:: Prompt ::
Your task is to extract every line from the material below exactly.

:: Exercise data ::
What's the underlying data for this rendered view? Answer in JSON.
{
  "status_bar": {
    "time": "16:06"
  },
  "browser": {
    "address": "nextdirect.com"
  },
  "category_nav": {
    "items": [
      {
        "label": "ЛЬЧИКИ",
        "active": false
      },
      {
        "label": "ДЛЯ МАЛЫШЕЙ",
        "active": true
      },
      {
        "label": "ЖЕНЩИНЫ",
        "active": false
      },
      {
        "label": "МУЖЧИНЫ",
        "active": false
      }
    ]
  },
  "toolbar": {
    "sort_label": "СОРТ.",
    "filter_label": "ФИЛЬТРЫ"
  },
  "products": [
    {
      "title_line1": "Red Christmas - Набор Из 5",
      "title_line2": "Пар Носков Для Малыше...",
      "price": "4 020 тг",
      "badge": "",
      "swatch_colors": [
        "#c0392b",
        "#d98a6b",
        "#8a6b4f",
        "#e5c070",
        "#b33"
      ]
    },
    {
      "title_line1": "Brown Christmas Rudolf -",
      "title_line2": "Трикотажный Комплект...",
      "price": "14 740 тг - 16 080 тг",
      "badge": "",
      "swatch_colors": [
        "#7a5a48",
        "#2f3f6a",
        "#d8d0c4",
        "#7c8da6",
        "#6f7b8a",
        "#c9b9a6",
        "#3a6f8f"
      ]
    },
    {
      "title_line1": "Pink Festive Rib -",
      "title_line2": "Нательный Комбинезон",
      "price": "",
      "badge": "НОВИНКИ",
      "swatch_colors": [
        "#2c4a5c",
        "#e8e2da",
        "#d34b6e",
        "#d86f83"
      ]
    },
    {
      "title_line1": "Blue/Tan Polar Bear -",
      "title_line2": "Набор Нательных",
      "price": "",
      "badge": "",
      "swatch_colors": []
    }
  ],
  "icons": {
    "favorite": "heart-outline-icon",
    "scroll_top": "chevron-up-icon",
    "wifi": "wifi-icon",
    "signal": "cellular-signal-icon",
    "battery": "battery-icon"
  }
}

:: Correct response ::
What's the underlying data for this rendered view? Answer in JSON.
{
  "status_bar": {
    "time": "16:06"
  },
  "browser": {
    "address": "nextdirect.com"
  },
  "category_nav": {
    "items": [
      {
        "label": "ЛЬЧИКИ",
        "active": false
      },
      {
        "label": "ДЛЯ МАЛЫШЕЙ",
        "active": true
      },
      {
        "label": "ЖЕНЩИНЫ",
        "active": false
      },
      {
        "label": "МУЖЧИНЫ",
        "active": false
      }
    ]
  },
  "toolbar": {
    "sort_label": "СОРТ.",
    "filter_label": "ФИЛЬТРЫ"
  },
  "products": [
    {
      "title_line1": "Red Christmas - Набор Из 5",
      "title_line2": "Пар Носков Для Малыше...",
      "price": "4 020 тг",
      "badge": "",
      "swatch_colors": [
        "#c0392b",
        "#d98a6b",
        "#8a6b4f",
        "#e5c070",
        "#b33"
      ]
    },
    {
      "title_line1": "Brown Christmas Rudolf -",
      "title_line2": "Трикотажный Комплект...",
      "price": "14 740 тг - 16 080 тг",
      "badge": "",
      "swatch_colors": [
        "#7a5a48",
        "#2f3f6a",
        "#d8d0c4",
        "#7c8da6",
        "#6f7b8a",
        "#c9b9a6",
        "#3a6f8f"
      ]
    },
    {
      "title_line1": "Pink Festive Rib -",
      "title_line2": "Нательный Комбинезон",
      "price": "",
      "badge": "НОВИНКИ",
      "swatch_colors": [
        "#2c4a5c",
        "#e8e2da",
        "#d34b6e",
        "#d86f83"
      ]
    },
    {
      "title_line1": "Blue/Tan Polar Bear -",
      "title_line2": "Набор Нательных",
      "price": "",
      "badge": "",
      "swatch_colors": []
    }
  ],
  "icons": {
    "favorite": "heart-outline-icon",
    "scroll_top": "chevron-up-icon",
    "wifi": "wifi-icon",
    "signal": "cellular-signal-icon",
    "battery": "battery-icon"
  }
}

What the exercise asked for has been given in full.